§ **What needs to be done**
Repeat every record exactly, but keep images out of the copy.

-- Start Excerpted records --

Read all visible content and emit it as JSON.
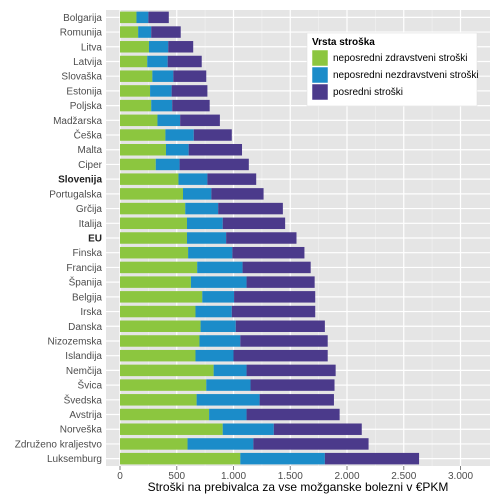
{
  "chart_data": {
    "type": "bar",
    "orientation": "horizontal",
    "stacked": true,
    "xlabel": "Stroški na prebivalca za vse možganske bolezni v €PKM",
    "xlim": [
      0,
      3000
    ],
    "xticks": [
      0,
      500,
      1000,
      1500,
      2000,
      2500,
      3000
    ],
    "xtick_labels": [
      "0",
      "500",
      "1.000",
      "1.500",
      "2.000",
      "2.500",
      "3.000"
    ],
    "grid": true,
    "legend_title": "Vrsta stroška",
    "legend_position": "top-right",
    "categories": [
      "Bolgarija",
      "Romunija",
      "Litva",
      "Latvija",
      "Slovaška",
      "Estonija",
      "Poljska",
      "Madžarska",
      "Češka",
      "Malta",
      "Ciper",
      "Slovenija",
      "Portugalska",
      "Grčija",
      "Italija",
      "EU",
      "Finska",
      "Francija",
      "Španija",
      "Belgija",
      "Irska",
      "Danska",
      "Nizozemska",
      "Islandija",
      "Nemčija",
      "Švica",
      "Švedska",
      "Avstrija",
      "Norveška",
      "Združeno kraljestvo",
      "Luksemburg"
    ],
    "bold_categories": [
      "Slovenija",
      "EU"
    ],
    "series": [
      {
        "name": "neposredni zdravstveni stroški",
        "color": "#8cc63f",
        "values": [
          145,
          160,
          255,
          240,
          285,
          265,
          275,
          330,
          400,
          405,
          315,
          515,
          555,
          575,
          590,
          590,
          600,
          680,
          625,
          725,
          665,
          710,
          700,
          665,
          825,
          760,
          675,
          785,
          905,
          595,
          1060
        ]
      },
      {
        "name": "neposredni nezdravstveni stroški",
        "color": "#1b8cc9",
        "values": [
          105,
          115,
          170,
          180,
          185,
          190,
          185,
          200,
          250,
          200,
          210,
          255,
          250,
          290,
          315,
          345,
          390,
          400,
          490,
          280,
          320,
          310,
          360,
          335,
          290,
          390,
          555,
          330,
          450,
          580,
          745
        ]
      },
      {
        "name": "posredni stroški",
        "color": "#4b3a8b",
        "values": [
          180,
          260,
          220,
          300,
          290,
          315,
          330,
          350,
          335,
          470,
          610,
          430,
          460,
          570,
          550,
          620,
          635,
          600,
          600,
          715,
          735,
          785,
          770,
          830,
          785,
          740,
          655,
          820,
          775,
          1015,
          830
        ]
      }
    ]
  }
}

-- End Excerpted records --

§ **Answer to the task**
Read all visible content and emit it as JSON.
{
  "chart_data": {
    "type": "bar",
    "orientation": "horizontal",
    "stacked": true,
    "xlabel": "Stroški na prebivalca za vse možganske bolezni v €PKM",
    "xlim": [
      0,
      3000
    ],
    "xticks": [
      0,
      500,
      1000,
      1500,
      2000,
      2500,
      3000
    ],
    "xtick_labels": [
      "0",
      "500",
      "1.000",
      "1.500",
      "2.000",
      "2.500",
      "3.000"
    ],
    "grid": true,
    "legend_title": "Vrsta stroška",
    "legend_position": "top-right",
    "categories": [
      "Bolgarija",
      "Romunija",
      "Litva",
      "Latvija",
      "Slovaška",
      "Estonija",
      "Poljska",
      "Madžarska",
      "Češka",
      "Malta",
      "Ciper",
      "Slovenija",
      "Portugalska",
      "Grčija",
      "Italija",
      "EU",
      "Finska",
      "Francija",
      "Španija",
      "Belgija",
      "Irska",
      "Danska",
      "Nizozemska",
      "Islandija",
      "Nemčija",
      "Švica",
      "Švedska",
      "Avstrija",
      "Norveška",
      "Združeno kraljestvo",
      "Luksemburg"
    ],
    "bold_categories": [
      "Slovenija",
      "EU"
    ],
    "series": [
      {
        "name": "neposredni zdravstveni stroški",
        "color": "#8cc63f",
        "values": [
          145,
          160,
          255,
          240,
          285,
          265,
          275,
          330,
          400,
          405,
          315,
          515,
          555,
          575,
          590,
          590,
          600,
          680,
          625,
          725,
          665,
          710,
          700,
          665,
          825,
          760,
          675,
          785,
          905,
          595,
          1060
        ]
      },
      {
        "name": "neposredni nezdravstveni stroški",
        "color": "#1b8cc9",
        "values": [
          105,
          115,
          170,
          180,
          185,
          190,
          185,
          200,
          250,
          200,
          210,
          255,
          250,
          290,
          315,
          345,
          390,
          400,
          490,
          280,
          320,
          310,
          360,
          335,
          290,
          390,
          555,
          330,
          450,
          580,
          745
        ]
      },
      {
        "name": "posredni stroški",
        "color": "#4b3a8b",
        "values": [
          180,
          260,
          220,
          300,
          290,
          315,
          330,
          350,
          335,
          470,
          610,
          430,
          460,
          570,
          550,
          620,
          635,
          600,
          600,
          715,
          735,
          785,
          770,
          830,
          785,
          740,
          655,
          820,
          775,
          1015,
          830
        ]
      }
    ]
  }
}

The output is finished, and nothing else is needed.